» **Problem to solve**: Return each line of the listing that contains the string "Fachhändler".

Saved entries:
++++++++

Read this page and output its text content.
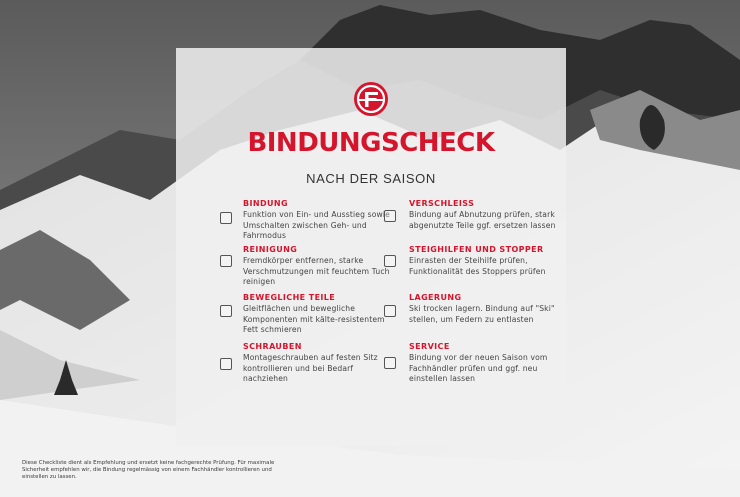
BINDUNGSCHECK
NACH DER SAISON
BINDUNG
Funktion von Ein- und Ausstieg sowie Umschalten zwischen Geh- und Fahrmodus
REINIGUNG
Fremdkörper entfernen, starke Verschmutzungen mit feuchtem Tuch reinigen
BEWEGLICHE TEILE
Gleitflächen und bewegliche Komponenten mit kälte-resistentem Fett schmieren
SCHRAUBEN
Montageschrauben auf festen Sitz kontrollieren und bei Bedarf nachziehen
VERSCHLEISS
Bindung auf Abnutzung prüfen, stark abgenutzte Teile ggf. ersetzen lassen
STEIGHILFEN UND STOPPER
Einrasten der Steihilfe prüfen, Funktionalität des Stoppers prüfen
LAGERUNG
Ski trocken lagern. Bindung auf "Ski" stellen, um Federn zu entlasten
SERVICE
Bindung vor der neuen Saison vom Fachhändler prüfen und ggf. neu einstellen lassen
Diese Checkliste dient als Empfehlung und ersetzt keine fachgerechte Prüfung. Für maximale Sicherheit empfehlen wir, die Bindung regelmässig von einem Fachhändler kontrollieren und einstellen zu lassen.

++++++++

» **Reply to the task**:
Bindung vor der neuen Saison vom Fachhändler prüfen und ggf. neu einstellen lassen
Diese Checkliste dient als Empfehlung und ersetzt keine fachgerechte Prüfung. Für maximale Sicherheit empfehlen wir, die Bindung regelmässig von einem Fachhändler kontrollieren und einstellen zu lassen.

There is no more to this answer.